§ **Direction**
For each line in the data below that holds "animal", return a copy.

§ **Rows**
....

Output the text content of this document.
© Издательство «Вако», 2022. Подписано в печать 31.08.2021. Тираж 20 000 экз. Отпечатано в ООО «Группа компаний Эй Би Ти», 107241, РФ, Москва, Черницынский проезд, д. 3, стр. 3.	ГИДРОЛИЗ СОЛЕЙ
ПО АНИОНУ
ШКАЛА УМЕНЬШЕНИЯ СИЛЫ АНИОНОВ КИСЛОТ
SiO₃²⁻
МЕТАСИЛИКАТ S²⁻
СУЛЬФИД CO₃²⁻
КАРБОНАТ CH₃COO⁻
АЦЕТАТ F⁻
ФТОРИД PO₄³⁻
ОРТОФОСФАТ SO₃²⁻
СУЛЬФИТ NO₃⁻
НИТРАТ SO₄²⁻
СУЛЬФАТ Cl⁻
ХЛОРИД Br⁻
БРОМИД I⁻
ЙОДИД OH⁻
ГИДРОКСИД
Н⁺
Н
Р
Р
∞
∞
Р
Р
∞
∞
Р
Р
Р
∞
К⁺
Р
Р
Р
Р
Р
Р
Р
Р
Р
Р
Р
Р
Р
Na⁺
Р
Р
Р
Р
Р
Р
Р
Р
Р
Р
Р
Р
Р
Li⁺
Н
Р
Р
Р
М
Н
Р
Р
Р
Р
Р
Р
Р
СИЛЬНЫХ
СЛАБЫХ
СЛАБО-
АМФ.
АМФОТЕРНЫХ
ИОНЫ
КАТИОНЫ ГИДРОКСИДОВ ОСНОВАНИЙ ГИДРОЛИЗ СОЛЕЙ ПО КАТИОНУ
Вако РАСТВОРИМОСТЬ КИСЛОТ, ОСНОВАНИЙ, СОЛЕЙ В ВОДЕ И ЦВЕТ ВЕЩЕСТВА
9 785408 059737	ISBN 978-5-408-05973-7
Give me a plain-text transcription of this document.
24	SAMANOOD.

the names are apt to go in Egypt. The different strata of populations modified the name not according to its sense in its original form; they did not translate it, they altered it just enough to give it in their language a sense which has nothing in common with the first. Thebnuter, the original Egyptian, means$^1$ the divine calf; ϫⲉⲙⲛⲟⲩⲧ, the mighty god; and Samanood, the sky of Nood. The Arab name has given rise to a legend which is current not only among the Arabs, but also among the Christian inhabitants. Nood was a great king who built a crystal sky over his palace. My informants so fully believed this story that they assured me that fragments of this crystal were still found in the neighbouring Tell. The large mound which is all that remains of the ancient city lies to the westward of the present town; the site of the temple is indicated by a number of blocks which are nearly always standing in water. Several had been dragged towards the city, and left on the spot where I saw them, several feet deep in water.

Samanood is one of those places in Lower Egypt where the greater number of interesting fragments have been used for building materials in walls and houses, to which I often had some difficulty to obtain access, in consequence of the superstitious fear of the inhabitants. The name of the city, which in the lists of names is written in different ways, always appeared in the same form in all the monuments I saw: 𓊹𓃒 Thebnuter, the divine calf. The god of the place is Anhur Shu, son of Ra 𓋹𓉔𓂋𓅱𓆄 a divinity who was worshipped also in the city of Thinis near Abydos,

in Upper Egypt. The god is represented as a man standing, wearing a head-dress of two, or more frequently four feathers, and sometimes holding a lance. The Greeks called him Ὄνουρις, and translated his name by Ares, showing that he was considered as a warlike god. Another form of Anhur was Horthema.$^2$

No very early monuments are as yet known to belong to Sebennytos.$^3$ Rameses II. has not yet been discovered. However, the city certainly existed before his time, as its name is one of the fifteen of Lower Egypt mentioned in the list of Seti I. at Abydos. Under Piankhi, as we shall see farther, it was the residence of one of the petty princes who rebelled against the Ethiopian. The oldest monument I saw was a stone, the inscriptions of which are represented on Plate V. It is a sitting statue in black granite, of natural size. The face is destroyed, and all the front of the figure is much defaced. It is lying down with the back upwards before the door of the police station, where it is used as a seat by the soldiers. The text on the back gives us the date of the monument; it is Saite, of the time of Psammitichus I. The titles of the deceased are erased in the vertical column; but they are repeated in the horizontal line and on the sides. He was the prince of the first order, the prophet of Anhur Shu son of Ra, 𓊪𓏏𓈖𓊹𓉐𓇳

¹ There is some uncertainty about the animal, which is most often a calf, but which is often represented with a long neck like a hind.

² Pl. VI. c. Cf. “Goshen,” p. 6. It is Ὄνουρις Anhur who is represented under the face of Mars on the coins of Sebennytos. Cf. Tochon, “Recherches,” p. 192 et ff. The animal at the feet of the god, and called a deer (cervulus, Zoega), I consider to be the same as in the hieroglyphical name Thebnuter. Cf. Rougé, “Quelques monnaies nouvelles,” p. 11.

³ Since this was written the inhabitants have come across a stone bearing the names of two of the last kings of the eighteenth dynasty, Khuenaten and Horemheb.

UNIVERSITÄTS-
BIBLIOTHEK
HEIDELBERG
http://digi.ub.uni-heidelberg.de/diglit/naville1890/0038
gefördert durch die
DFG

....

§ **Reply to the exercise**
¹ There is some uncertainty about the animal, which is most often a calf, but which is often represented with a long neck like a hind.
² Pl. VI. c. Cf. “Goshen,” p. 6. It is Ὄνουρις Anhur who is represented under the face of Mars on the coins of Sebennytos. Cf. Tochon, “Recherches,” p. 192 et ff. The animal at the feet of the god, and called a deer (cervulus, Zoega), I consider to be the same as in the hieroglyphical name Thebnuter. Cf. Rougé, “Quelques monnaies nouvelles,” p. 11.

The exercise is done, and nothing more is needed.